• What you will do
Reproduce the listing word for word. Skip any image.

Extracts from a graphics dataset:
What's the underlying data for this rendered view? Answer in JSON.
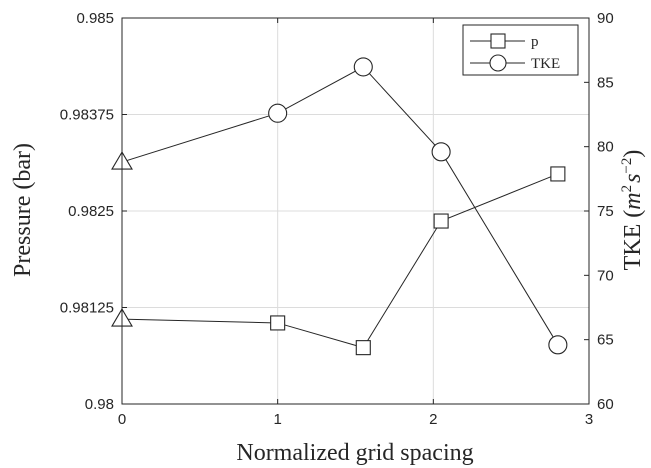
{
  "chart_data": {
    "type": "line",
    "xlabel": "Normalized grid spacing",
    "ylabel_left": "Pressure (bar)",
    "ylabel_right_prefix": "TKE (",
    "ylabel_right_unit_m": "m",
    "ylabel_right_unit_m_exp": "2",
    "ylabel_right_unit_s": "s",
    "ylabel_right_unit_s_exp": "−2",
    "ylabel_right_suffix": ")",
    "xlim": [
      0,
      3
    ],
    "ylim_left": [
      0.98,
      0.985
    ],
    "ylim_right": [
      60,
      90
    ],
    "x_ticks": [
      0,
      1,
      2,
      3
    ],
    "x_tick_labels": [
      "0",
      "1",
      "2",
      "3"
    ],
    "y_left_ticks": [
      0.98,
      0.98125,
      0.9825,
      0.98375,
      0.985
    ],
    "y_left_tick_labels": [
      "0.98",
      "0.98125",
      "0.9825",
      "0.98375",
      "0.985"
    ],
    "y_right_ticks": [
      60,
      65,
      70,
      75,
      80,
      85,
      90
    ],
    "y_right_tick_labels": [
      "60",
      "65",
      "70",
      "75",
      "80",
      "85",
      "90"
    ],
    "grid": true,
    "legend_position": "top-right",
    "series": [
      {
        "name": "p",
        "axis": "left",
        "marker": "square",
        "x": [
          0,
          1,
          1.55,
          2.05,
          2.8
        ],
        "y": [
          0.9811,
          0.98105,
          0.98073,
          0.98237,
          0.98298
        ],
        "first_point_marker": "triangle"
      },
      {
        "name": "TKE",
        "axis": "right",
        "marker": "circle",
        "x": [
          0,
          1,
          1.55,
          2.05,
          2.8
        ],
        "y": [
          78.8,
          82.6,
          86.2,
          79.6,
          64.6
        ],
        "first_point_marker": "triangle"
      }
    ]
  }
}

• Written solution
What's the underlying data for this rendered view? Answer in JSON.
{
  "chart_data": {
    "type": "line",
    "xlabel": "Normalized grid spacing",
    "ylabel_left": "Pressure (bar)",
    "ylabel_right_prefix": "TKE (",
    "ylabel_right_unit_m": "m",
    "ylabel_right_unit_m_exp": "2",
    "ylabel_right_unit_s": "s",
    "ylabel_right_unit_s_exp": "−2",
    "ylabel_right_suffix": ")",
    "xlim": [
      0,
      3
    ],
    "ylim_left": [
      0.98,
      0.985
    ],
    "ylim_right": [
      60,
      90
    ],
    "x_ticks": [
      0,
      1,
      2,
      3
    ],
    "x_tick_labels": [
      "0",
      "1",
      "2",
      "3"
    ],
    "y_left_ticks": [
      0.98,
      0.98125,
      0.9825,
      0.98375,
      0.985
    ],
    "y_left_tick_labels": [
      "0.98",
      "0.98125",
      "0.9825",
      "0.98375",
      "0.985"
    ],
    "y_right_ticks": [
      60,
      65,
      70,
      75,
      80,
      85,
      90
    ],
    "y_right_tick_labels": [
      "60",
      "65",
      "70",
      "75",
      "80",
      "85",
      "90"
    ],
    "grid": true,
    "legend_position": "top-right",
    "series": [
      {
        "name": "p",
        "axis": "left",
        "marker": "square",
        "x": [
          0,
          1,
          1.55,
          2.05,
          2.8
        ],
        "y": [
          0.9811,
          0.98105,
          0.98073,
          0.98237,
          0.98298
        ],
        "first_point_marker": "triangle"
      },
      {
        "name": "TKE",
        "axis": "right",
        "marker": "circle",
        "x": [
          0,
          1,
          1.55,
          2.05,
          2.8
        ],
        "y": [
          78.8,
          82.6,
          86.2,
          79.6,
          64.6
        ],
        "first_point_marker": "triangle"
      }
    ]
  }
}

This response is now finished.